_PROBLEM DETAILS_
Copy, in full, each line of the material that holds the word "image".

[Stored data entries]
------------------------------------------------------------

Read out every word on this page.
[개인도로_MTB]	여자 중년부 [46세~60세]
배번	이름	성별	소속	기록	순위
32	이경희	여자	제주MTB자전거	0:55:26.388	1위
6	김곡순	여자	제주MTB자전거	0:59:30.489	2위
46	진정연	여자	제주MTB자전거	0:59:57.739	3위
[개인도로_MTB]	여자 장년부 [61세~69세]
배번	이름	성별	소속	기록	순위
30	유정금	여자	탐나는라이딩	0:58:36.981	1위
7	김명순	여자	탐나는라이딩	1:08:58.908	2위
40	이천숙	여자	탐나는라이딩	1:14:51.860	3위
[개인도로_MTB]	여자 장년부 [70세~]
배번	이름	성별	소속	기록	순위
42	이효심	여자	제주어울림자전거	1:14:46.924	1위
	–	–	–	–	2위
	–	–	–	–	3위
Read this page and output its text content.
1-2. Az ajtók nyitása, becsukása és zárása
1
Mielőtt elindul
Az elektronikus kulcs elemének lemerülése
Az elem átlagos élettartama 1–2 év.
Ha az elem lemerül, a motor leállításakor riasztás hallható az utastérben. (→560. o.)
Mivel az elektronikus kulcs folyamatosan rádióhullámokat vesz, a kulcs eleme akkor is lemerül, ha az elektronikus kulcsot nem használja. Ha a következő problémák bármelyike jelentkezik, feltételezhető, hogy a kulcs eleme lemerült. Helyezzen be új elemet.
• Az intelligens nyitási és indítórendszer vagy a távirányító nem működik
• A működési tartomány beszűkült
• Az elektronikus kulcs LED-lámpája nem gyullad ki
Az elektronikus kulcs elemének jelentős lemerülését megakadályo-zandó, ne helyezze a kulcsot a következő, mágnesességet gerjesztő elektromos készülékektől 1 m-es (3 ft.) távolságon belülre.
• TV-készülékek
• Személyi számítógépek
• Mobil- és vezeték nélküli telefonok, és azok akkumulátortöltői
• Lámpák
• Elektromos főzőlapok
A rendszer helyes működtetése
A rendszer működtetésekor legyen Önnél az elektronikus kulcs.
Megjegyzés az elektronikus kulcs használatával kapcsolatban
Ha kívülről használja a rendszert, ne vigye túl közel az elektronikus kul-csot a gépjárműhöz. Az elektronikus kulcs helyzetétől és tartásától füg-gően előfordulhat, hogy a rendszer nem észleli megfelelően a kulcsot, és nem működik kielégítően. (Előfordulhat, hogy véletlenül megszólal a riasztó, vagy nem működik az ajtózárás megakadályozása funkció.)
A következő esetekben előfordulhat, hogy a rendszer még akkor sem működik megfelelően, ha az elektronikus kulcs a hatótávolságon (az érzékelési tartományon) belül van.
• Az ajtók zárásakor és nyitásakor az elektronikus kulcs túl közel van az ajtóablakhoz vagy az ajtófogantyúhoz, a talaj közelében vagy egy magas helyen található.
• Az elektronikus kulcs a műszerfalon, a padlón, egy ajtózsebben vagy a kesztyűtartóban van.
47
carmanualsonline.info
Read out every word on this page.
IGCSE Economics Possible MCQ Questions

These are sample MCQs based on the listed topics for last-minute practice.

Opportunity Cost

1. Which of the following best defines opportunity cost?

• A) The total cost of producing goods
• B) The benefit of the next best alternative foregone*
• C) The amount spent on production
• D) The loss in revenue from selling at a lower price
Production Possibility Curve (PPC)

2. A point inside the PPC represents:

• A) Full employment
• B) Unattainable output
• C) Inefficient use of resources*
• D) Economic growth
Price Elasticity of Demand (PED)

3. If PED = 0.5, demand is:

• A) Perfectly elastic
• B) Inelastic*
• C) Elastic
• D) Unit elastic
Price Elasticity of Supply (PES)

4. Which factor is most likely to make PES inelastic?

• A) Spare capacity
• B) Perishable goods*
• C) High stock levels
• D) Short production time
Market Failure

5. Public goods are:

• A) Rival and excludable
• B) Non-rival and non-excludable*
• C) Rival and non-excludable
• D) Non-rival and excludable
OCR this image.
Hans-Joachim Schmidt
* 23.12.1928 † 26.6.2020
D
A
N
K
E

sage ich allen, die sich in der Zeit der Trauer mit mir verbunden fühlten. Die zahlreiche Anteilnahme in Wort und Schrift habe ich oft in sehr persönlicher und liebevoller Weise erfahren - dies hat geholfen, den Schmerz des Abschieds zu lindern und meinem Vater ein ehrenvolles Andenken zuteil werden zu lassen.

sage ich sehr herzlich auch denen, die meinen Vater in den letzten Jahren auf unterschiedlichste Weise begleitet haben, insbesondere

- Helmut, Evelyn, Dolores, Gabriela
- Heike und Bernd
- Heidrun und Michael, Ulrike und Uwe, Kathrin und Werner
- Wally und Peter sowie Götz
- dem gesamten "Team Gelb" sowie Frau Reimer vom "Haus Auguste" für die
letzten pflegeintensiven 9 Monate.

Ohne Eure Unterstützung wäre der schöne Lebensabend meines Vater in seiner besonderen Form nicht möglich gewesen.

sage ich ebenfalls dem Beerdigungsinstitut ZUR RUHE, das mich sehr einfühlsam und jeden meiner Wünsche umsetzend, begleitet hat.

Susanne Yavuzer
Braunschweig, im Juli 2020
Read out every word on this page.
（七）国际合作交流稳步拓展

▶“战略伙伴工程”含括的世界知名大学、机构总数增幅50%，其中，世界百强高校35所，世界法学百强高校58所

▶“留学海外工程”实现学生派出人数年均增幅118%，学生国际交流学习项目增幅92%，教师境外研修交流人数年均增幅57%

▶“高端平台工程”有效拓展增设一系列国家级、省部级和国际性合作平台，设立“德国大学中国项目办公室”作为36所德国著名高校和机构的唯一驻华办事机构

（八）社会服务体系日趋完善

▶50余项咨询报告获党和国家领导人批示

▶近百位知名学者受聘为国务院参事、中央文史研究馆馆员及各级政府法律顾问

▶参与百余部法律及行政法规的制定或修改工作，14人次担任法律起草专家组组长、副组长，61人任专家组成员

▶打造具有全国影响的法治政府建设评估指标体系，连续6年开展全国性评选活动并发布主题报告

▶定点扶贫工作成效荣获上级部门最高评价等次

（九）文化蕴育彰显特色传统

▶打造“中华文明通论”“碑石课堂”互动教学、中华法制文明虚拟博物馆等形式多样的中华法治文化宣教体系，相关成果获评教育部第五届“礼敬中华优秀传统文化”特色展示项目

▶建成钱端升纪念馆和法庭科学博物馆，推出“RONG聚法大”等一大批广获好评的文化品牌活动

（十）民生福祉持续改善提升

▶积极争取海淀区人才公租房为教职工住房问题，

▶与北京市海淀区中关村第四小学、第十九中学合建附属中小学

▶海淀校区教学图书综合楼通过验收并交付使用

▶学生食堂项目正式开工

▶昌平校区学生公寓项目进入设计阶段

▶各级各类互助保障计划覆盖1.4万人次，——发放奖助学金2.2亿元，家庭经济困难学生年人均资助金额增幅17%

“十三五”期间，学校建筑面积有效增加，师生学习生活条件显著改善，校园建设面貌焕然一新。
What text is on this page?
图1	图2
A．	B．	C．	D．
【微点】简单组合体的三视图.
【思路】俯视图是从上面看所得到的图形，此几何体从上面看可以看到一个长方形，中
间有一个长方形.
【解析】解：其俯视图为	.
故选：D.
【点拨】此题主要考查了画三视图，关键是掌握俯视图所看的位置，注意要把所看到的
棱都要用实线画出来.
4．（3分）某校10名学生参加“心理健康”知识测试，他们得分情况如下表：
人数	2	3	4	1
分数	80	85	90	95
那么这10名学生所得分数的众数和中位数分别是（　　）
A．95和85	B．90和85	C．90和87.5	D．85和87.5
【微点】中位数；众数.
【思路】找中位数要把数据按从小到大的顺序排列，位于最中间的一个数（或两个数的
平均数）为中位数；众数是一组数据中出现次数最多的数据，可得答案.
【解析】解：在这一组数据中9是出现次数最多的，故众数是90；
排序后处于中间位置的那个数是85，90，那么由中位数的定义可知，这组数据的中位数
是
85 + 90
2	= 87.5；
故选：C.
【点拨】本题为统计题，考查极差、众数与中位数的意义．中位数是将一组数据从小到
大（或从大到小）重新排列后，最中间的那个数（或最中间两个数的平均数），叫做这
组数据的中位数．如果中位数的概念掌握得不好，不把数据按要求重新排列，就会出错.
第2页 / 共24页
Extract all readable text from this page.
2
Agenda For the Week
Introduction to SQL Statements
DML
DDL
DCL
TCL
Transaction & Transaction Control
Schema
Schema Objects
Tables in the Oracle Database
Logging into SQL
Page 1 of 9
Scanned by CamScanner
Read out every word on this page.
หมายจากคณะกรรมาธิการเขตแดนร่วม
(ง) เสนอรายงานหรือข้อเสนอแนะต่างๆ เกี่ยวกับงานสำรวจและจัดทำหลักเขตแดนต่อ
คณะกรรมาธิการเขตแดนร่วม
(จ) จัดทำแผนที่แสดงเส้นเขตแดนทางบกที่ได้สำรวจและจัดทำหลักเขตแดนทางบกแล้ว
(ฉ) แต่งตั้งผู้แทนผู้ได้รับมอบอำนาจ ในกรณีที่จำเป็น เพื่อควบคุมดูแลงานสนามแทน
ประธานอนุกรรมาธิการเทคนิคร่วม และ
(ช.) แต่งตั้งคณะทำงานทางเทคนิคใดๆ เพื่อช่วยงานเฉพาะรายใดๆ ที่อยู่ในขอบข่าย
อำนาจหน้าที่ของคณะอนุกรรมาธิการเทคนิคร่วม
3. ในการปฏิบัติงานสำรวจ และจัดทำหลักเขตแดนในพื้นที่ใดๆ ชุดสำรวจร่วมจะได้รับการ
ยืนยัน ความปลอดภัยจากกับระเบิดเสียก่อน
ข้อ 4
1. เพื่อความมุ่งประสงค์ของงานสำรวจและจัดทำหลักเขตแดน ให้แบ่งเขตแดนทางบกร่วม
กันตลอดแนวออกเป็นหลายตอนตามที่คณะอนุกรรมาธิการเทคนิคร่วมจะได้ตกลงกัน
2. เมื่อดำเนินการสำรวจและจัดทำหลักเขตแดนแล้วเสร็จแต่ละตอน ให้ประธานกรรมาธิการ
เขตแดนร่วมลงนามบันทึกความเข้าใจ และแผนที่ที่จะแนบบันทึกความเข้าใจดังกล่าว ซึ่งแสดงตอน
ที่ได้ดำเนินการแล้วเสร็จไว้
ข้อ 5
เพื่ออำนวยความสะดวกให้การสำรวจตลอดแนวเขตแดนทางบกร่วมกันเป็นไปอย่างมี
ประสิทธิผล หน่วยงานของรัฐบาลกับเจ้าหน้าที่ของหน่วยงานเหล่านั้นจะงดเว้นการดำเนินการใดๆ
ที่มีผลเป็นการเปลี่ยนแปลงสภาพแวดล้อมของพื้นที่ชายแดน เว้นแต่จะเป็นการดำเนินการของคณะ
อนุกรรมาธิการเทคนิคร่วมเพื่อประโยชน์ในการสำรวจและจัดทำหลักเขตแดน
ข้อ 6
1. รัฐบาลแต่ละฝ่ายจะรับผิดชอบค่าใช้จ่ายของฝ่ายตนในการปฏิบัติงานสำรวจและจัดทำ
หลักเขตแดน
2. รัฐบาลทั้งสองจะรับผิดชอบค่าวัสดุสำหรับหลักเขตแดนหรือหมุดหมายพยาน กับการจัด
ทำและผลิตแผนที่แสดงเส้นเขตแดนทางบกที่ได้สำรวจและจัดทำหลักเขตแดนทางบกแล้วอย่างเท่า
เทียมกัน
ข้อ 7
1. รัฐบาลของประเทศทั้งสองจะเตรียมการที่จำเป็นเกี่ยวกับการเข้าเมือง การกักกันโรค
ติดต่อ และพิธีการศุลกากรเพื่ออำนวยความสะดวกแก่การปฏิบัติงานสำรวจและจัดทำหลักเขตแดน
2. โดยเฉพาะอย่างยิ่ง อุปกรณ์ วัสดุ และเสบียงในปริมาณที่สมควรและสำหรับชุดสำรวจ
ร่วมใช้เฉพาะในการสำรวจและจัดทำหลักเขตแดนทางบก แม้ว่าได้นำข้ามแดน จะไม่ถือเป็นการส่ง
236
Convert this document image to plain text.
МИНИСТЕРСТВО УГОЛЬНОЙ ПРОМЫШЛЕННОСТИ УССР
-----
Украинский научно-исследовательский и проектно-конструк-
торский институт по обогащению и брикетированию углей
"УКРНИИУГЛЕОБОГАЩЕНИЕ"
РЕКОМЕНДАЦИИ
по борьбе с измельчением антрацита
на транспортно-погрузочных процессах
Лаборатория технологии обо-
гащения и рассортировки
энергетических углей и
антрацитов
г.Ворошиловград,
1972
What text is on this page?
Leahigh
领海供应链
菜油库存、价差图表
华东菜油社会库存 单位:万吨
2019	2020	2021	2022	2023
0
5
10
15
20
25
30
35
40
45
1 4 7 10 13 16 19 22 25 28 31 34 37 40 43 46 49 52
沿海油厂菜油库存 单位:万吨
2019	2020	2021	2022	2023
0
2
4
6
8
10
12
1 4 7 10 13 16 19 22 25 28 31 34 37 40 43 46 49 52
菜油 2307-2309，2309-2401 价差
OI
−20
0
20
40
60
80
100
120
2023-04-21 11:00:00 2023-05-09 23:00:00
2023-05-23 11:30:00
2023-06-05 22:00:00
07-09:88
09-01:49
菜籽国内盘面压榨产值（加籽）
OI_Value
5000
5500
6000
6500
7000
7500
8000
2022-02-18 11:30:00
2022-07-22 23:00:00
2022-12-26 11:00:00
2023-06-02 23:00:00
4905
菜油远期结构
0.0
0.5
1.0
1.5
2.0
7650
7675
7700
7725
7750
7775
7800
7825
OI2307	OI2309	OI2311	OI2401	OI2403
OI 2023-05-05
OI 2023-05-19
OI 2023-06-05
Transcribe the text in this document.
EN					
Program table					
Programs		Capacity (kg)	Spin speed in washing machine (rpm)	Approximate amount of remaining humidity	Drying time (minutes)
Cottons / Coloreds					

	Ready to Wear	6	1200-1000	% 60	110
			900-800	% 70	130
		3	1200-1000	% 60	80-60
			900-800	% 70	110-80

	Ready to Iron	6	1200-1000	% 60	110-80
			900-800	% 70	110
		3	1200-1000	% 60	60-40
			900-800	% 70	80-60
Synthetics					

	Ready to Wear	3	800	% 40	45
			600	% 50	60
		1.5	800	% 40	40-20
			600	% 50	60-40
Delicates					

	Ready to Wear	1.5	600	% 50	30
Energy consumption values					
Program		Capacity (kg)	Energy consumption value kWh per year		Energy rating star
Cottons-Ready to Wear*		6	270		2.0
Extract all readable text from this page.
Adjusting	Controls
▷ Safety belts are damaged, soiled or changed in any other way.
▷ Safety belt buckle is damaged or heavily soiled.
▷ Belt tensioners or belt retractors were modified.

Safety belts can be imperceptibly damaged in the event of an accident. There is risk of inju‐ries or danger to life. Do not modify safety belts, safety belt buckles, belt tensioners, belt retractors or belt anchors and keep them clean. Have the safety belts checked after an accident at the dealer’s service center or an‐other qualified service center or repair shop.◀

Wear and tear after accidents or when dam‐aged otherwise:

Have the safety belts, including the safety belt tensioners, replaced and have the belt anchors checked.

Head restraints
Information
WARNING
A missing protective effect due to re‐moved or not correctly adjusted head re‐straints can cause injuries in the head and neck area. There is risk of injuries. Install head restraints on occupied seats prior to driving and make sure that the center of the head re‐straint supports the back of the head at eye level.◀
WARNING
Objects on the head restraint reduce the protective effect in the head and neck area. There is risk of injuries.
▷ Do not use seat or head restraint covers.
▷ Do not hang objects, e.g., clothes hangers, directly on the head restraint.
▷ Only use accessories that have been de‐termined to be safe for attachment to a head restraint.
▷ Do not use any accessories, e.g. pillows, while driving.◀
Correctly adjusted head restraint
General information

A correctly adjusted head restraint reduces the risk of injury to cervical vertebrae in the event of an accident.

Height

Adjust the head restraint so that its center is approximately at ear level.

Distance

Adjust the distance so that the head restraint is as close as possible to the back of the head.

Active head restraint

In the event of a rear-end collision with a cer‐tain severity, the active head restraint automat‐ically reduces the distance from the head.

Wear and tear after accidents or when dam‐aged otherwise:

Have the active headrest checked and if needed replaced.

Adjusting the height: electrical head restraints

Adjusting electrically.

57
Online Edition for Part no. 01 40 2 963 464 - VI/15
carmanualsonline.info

------------------------------------------------------------

_THE ANSWER_
OCR this image.
Convert this document image to plain text.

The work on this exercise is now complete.